→ Exercise
Repeat each line of the material below exactly as it appears, minus any pictures.

◆ ◆ ◆

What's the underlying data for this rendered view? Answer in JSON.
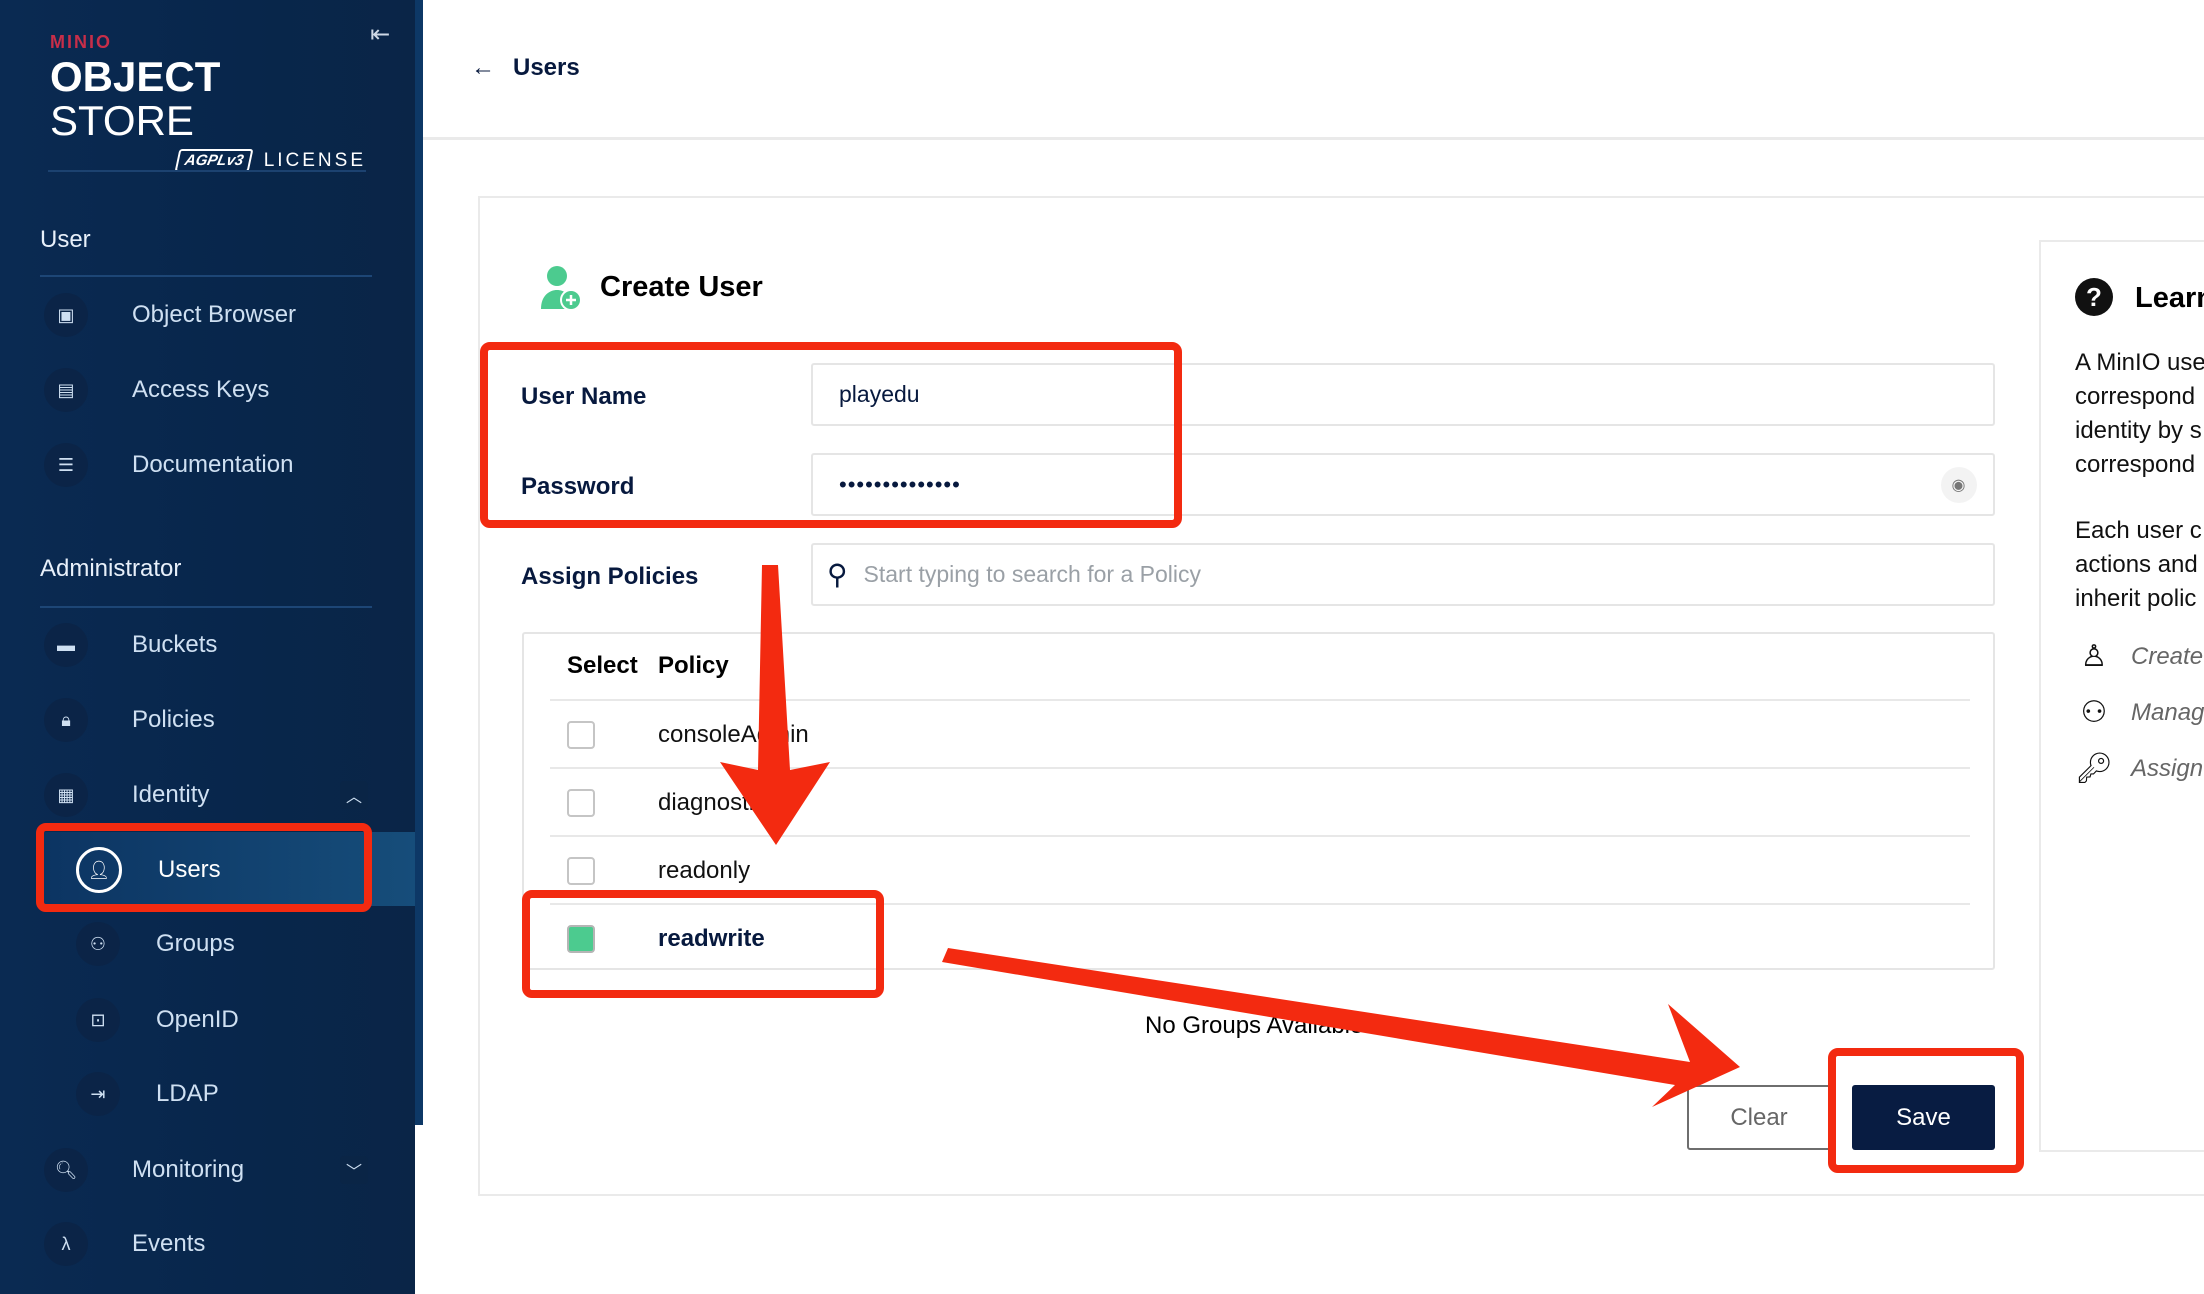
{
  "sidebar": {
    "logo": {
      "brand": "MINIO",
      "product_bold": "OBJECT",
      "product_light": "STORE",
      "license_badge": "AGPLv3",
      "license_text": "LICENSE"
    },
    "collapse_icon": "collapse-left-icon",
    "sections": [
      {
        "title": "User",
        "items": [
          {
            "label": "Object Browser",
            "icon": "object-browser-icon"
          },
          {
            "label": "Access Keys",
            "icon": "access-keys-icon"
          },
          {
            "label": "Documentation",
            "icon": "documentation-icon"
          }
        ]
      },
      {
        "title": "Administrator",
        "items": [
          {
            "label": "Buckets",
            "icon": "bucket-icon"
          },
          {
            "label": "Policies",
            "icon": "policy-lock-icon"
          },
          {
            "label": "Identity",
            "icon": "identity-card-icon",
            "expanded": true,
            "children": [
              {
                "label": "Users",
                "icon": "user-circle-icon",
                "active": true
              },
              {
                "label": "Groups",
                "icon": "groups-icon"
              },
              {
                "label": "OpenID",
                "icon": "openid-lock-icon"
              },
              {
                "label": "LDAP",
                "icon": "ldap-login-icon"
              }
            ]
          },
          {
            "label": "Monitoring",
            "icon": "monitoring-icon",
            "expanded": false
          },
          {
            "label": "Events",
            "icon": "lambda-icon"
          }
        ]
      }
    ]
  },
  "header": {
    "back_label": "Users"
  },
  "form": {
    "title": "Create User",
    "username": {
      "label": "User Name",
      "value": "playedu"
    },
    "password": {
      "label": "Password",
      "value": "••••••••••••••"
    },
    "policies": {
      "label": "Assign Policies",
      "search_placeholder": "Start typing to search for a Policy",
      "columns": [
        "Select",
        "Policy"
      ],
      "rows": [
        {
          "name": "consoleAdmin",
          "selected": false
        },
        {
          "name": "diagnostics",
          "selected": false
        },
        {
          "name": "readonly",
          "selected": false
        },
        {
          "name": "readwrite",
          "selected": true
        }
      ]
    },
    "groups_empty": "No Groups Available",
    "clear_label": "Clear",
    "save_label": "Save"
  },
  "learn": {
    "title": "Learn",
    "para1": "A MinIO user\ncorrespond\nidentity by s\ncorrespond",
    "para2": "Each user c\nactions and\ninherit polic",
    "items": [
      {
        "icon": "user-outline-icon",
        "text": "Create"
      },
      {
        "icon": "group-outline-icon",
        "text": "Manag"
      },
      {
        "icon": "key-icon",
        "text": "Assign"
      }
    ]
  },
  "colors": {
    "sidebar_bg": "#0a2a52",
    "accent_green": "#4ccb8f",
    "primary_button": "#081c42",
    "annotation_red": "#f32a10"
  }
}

◆ ◆ ◆

→ Result of this task
What's the underlying data for this rendered view? Answer in JSON.
{
  "sidebar": {
    "logo": {
      "brand": "MINIO",
      "product_bold": "OBJECT",
      "product_light": "STORE",
      "license_badge": "AGPLv3",
      "license_text": "LICENSE"
    },
    "collapse_icon": "collapse-left-icon",
    "sections": [
      {
        "title": "User",
        "items": [
          {
            "label": "Object Browser",
            "icon": "object-browser-icon"
          },
          {
            "label": "Access Keys",
            "icon": "access-keys-icon"
          },
          {
            "label": "Documentation",
            "icon": "documentation-icon"
          }
        ]
      },
      {
        "title": "Administrator",
        "items": [
          {
            "label": "Buckets",
            "icon": "bucket-icon"
          },
          {
            "label": "Policies",
            "icon": "policy-lock-icon"
          },
          {
            "label": "Identity",
            "icon": "identity-card-icon",
            "expanded": true,
            "children": [
              {
                "label": "Users",
                "icon": "user-circle-icon",
                "active": true
              },
              {
                "label": "Groups",
                "icon": "groups-icon"
              },
              {
                "label": "OpenID",
                "icon": "openid-lock-icon"
              },
              {
                "label": "LDAP",
                "icon": "ldap-login-icon"
              }
            ]
          },
          {
            "label": "Monitoring",
            "icon": "monitoring-icon",
            "expanded": false
          },
          {
            "label": "Events",
            "icon": "lambda-icon"
          }
        ]
      }
    ]
  },
  "header": {
    "back_label": "Users"
  },
  "form": {
    "title": "Create User",
    "username": {
      "label": "User Name",
      "value": "playedu"
    },
    "password": {
      "label": "Password",
      "value": "••••••••••••••"
    },
    "policies": {
      "label": "Assign Policies",
      "search_placeholder": "Start typing to search for a Policy",
      "columns": [
        "Select",
        "Policy"
      ],
      "rows": [
        {
          "name": "consoleAdmin",
          "selected": false
        },
        {
          "name": "diagnostics",
          "selected": false
        },
        {
          "name": "readonly",
          "selected": false
        },
        {
          "name": "readwrite",
          "selected": true
        }
      ]
    },
    "groups_empty": "No Groups Available",
    "clear_label": "Clear",
    "save_label": "Save"
  },
  "learn": {
    "title": "Learn",
    "para1": "A MinIO user\ncorrespond\nidentity by s\ncorrespond",
    "para2": "Each user c\nactions and\ninherit polic",
    "items": [
      {
        "icon": "user-outline-icon",
        "text": "Create"
      },
      {
        "icon": "group-outline-icon",
        "text": "Manag"
      },
      {
        "icon": "key-icon",
        "text": "Assign"
      }
    ]
  },
  "colors": {
    "sidebar_bg": "#0a2a52",
    "accent_green": "#4ccb8f",
    "primary_button": "#081c42",
    "annotation_red": "#f32a10"
  }
}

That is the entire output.